* The problem *
Repeat the material below exactly, line for line.

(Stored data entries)

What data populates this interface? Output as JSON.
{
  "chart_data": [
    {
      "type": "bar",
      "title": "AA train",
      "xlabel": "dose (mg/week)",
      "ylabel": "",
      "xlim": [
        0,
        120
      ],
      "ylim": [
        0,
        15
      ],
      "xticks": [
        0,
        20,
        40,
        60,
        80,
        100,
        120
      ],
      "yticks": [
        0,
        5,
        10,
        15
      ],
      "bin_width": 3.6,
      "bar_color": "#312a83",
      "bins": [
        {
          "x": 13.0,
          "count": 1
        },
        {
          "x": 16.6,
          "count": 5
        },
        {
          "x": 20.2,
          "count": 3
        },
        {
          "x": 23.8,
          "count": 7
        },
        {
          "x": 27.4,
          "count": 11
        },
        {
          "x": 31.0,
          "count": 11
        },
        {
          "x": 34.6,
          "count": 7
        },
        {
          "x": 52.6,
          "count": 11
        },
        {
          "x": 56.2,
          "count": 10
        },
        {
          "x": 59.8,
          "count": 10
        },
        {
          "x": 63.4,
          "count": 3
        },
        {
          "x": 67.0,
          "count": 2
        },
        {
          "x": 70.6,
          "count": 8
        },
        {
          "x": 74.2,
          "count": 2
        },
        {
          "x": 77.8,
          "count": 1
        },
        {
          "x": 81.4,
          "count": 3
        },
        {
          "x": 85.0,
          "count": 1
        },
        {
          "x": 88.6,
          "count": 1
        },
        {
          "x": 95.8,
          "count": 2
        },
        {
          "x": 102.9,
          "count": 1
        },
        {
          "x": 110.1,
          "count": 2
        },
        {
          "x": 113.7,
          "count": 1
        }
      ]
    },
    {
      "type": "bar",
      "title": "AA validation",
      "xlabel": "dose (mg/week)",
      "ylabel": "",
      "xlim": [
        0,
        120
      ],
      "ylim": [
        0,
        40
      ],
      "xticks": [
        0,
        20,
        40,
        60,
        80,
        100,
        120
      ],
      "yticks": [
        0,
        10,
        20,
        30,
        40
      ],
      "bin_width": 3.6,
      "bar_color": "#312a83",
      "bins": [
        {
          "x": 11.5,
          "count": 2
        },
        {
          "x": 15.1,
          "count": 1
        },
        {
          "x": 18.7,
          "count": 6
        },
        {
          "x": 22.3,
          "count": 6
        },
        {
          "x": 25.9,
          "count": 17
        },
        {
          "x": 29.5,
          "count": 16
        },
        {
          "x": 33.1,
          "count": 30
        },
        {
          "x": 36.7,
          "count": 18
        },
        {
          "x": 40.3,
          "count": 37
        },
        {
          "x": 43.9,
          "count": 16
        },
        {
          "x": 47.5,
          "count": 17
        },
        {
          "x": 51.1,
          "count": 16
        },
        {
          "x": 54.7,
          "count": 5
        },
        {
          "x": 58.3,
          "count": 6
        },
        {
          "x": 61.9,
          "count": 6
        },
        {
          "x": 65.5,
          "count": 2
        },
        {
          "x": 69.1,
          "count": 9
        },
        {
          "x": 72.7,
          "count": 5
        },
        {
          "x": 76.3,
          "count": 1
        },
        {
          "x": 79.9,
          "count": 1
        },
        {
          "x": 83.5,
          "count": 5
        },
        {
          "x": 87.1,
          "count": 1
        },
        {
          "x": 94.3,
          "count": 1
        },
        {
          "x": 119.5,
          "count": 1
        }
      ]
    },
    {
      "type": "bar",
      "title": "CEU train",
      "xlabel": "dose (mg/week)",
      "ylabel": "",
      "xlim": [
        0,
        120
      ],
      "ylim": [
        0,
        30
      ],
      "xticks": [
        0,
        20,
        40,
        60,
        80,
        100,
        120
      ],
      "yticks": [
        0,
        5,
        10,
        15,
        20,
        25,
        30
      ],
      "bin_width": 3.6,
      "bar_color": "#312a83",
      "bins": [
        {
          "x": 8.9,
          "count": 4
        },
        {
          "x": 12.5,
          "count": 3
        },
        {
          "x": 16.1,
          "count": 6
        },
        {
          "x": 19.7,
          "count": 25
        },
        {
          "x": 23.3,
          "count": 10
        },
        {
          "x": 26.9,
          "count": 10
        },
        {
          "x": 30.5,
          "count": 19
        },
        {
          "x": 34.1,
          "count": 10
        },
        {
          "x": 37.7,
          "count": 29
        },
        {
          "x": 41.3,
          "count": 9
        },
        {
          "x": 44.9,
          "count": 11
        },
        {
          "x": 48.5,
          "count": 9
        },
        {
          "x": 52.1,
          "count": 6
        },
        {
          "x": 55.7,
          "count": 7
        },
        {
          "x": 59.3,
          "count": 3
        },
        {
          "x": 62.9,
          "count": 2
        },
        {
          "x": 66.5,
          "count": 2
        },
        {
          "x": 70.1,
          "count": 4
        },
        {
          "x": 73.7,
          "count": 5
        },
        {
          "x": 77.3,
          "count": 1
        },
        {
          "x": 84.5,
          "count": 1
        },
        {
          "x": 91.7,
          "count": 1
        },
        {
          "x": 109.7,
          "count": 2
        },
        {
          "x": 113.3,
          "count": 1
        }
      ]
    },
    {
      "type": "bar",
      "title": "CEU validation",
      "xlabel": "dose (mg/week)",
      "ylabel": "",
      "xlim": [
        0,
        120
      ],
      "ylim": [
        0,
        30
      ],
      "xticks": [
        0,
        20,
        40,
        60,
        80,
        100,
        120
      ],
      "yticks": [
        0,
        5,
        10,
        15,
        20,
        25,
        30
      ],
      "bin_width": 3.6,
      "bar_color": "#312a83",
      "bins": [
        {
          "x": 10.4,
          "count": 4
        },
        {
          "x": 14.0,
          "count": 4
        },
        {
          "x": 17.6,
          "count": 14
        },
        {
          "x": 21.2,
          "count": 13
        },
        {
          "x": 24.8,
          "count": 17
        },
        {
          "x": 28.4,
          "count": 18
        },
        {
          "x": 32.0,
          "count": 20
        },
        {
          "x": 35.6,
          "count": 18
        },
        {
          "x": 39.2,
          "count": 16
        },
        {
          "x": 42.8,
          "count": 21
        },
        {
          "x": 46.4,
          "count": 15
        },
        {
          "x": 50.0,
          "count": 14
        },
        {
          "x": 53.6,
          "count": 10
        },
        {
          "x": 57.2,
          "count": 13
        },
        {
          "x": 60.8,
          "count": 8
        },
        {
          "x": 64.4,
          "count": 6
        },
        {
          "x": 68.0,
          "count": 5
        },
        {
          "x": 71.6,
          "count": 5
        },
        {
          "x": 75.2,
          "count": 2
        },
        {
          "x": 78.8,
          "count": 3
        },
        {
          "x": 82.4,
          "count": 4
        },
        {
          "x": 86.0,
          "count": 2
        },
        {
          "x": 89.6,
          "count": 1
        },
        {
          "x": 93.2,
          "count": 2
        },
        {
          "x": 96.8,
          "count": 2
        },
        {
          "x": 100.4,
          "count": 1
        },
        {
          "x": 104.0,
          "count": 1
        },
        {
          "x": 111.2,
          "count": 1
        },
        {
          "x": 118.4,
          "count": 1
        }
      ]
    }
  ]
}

* Expected answer *
What data populates this interface? Output as JSON.
{
  "chart_data": [
    {
      "type": "bar",
      "title": "AA train",
      "xlabel": "dose (mg/week)",
      "ylabel": "",
      "xlim": [
        0,
        120
      ],
      "ylim": [
        0,
        15
      ],
      "xticks": [
        0,
        20,
        40,
        60,
        80,
        100,
        120
      ],
      "yticks": [
        0,
        5,
        10,
        15
      ],
      "bin_width": 3.6,
      "bar_color": "#312a83",
      "bins": [
        {
          "x": 13.0,
          "count": 1
        },
        {
          "x": 16.6,
          "count": 5
        },
        {
          "x": 20.2,
          "count": 3
        },
        {
          "x": 23.8,
          "count": 7
        },
        {
          "x": 27.4,
          "count": 11
        },
        {
          "x": 31.0,
          "count": 11
        },
        {
          "x": 34.6,
          "count": 7
        },
        {
          "x": 52.6,
          "count": 11
        },
        {
          "x": 56.2,
          "count": 10
        },
        {
          "x": 59.8,
          "count": 10
        },
        {
          "x": 63.4,
          "count": 3
        },
        {
          "x": 67.0,
          "count": 2
        },
        {
          "x": 70.6,
          "count": 8
        },
        {
          "x": 74.2,
          "count": 2
        },
        {
          "x": 77.8,
          "count": 1
        },
        {
          "x": 81.4,
          "count": 3
        },
        {
          "x": 85.0,
          "count": 1
        },
        {
          "x": 88.6,
          "count": 1
        },
        {
          "x": 95.8,
          "count": 2
        },
        {
          "x": 102.9,
          "count": 1
        },
        {
          "x": 110.1,
          "count": 2
        },
        {
          "x": 113.7,
          "count": 1
        }
      ]
    },
    {
      "type": "bar",
      "title": "AA validation",
      "xlabel": "dose (mg/week)",
      "ylabel": "",
      "xlim": [
        0,
        120
      ],
      "ylim": [
        0,
        40
      ],
      "xticks": [
        0,
        20,
        40,
        60,
        80,
        100,
        120
      ],
      "yticks": [
        0,
        10,
        20,
        30,
        40
      ],
      "bin_width": 3.6,
      "bar_color": "#312a83",
      "bins": [
        {
          "x": 11.5,
          "count": 2
        },
        {
          "x": 15.1,
          "count": 1
        },
        {
          "x": 18.7,
          "count": 6
        },
        {
          "x": 22.3,
          "count": 6
        },
        {
          "x": 25.9,
          "count": 17
        },
        {
          "x": 29.5,
          "count": 16
        },
        {
          "x": 33.1,
          "count": 30
        },
        {
          "x": 36.7,
          "count": 18
        },
        {
          "x": 40.3,
          "count": 37
        },
        {
          "x": 43.9,
          "count": 16
        },
        {
          "x": 47.5,
          "count": 17
        },
        {
          "x": 51.1,
          "count": 16
        },
        {
          "x": 54.7,
          "count": 5
        },
        {
          "x": 58.3,
          "count": 6
        },
        {
          "x": 61.9,
          "count": 6
        },
        {
          "x": 65.5,
          "count": 2
        },
        {
          "x": 69.1,
          "count": 9
        },
        {
          "x": 72.7,
          "count": 5
        },
        {
          "x": 76.3,
          "count": 1
        },
        {
          "x": 79.9,
          "count": 1
        },
        {
          "x": 83.5,
          "count": 5
        },
        {
          "x": 87.1,
          "count": 1
        },
        {
          "x": 94.3,
          "count": 1
        },
        {
          "x": 119.5,
          "count": 1
        }
      ]
    },
    {
      "type": "bar",
      "title": "CEU train",
      "xlabel": "dose (mg/week)",
      "ylabel": "",
      "xlim": [
        0,
        120
      ],
      "ylim": [
        0,
        30
      ],
      "xticks": [
        0,
        20,
        40,
        60,
        80,
        100,
        120
      ],
      "yticks": [
        0,
        5,
        10,
        15,
        20,
        25,
        30
      ],
      "bin_width": 3.6,
      "bar_color": "#312a83",
      "bins": [
        {
          "x": 8.9,
          "count": 4
        },
        {
          "x": 12.5,
          "count": 3
        },
        {
          "x": 16.1,
          "count": 6
        },
        {
          "x": 19.7,
          "count": 25
        },
        {
          "x": 23.3,
          "count": 10
        },
        {
          "x": 26.9,
          "count": 10
        },
        {
          "x": 30.5,
          "count": 19
        },
        {
          "x": 34.1,
          "count": 10
        },
        {
          "x": 37.7,
          "count": 29
        },
        {
          "x": 41.3,
          "count": 9
        },
        {
          "x": 44.9,
          "count": 11
        },
        {
          "x": 48.5,
          "count": 9
        },
        {
          "x": 52.1,
          "count": 6
        },
        {
          "x": 55.7,
          "count": 7
        },
        {
          "x": 59.3,
          "count": 3
        },
        {
          "x": 62.9,
          "count": 2
        },
        {
          "x": 66.5,
          "count": 2
        },
        {
          "x": 70.1,
          "count": 4
        },
        {
          "x": 73.7,
          "count": 5
        },
        {
          "x": 77.3,
          "count": 1
        },
        {
          "x": 84.5,
          "count": 1
        },
        {
          "x": 91.7,
          "count": 1
        },
        {
          "x": 109.7,
          "count": 2
        },
        {
          "x": 113.3,
          "count": 1
        }
      ]
    },
    {
      "type": "bar",
      "title": "CEU validation",
      "xlabel": "dose (mg/week)",
      "ylabel": "",
      "xlim": [
        0,
        120
      ],
      "ylim": [
        0,
        30
      ],
      "xticks": [
        0,
        20,
        40,
        60,
        80,
        100,
        120
      ],
      "yticks": [
        0,
        5,
        10,
        15,
        20,
        25,
        30
      ],
      "bin_width": 3.6,
      "bar_color": "#312a83",
      "bins": [
        {
          "x": 10.4,
          "count": 4
        },
        {
          "x": 14.0,
          "count": 4
        },
        {
          "x": 17.6,
          "count": 14
        },
        {
          "x": 21.2,
          "count": 13
        },
        {
          "x": 24.8,
          "count": 17
        },
        {
          "x": 28.4,
          "count": 18
        },
        {
          "x": 32.0,
          "count": 20
        },
        {
          "x": 35.6,
          "count": 18
        },
        {
          "x": 39.2,
          "count": 16
        },
        {
          "x": 42.8,
          "count": 21
        },
        {
          "x": 46.4,
          "count": 15
        },
        {
          "x": 50.0,
          "count": 14
        },
        {
          "x": 53.6,
          "count": 10
        },
        {
          "x": 57.2,
          "count": 13
        },
        {
          "x": 60.8,
          "count": 8
        },
        {
          "x": 64.4,
          "count": 6
        },
        {
          "x": 68.0,
          "count": 5
        },
        {
          "x": 71.6,
          "count": 5
        },
        {
          "x": 75.2,
          "count": 2
        },
        {
          "x": 78.8,
          "count": 3
        },
        {
          "x": 82.4,
          "count": 4
        },
        {
          "x": 86.0,
          "count": 2
        },
        {
          "x": 89.6,
          "count": 1
        },
        {
          "x": 93.2,
          "count": 2
        },
        {
          "x": 96.8,
          "count": 2
        },
        {
          "x": 100.4,
          "count": 1
        },
        {
          "x": 104.0,
          "count": 1
        },
        {
          "x": 111.2,
          "count": 1
        },
        {
          "x": 118.4,
          "count": 1
        }
      ]
    }
  ]
}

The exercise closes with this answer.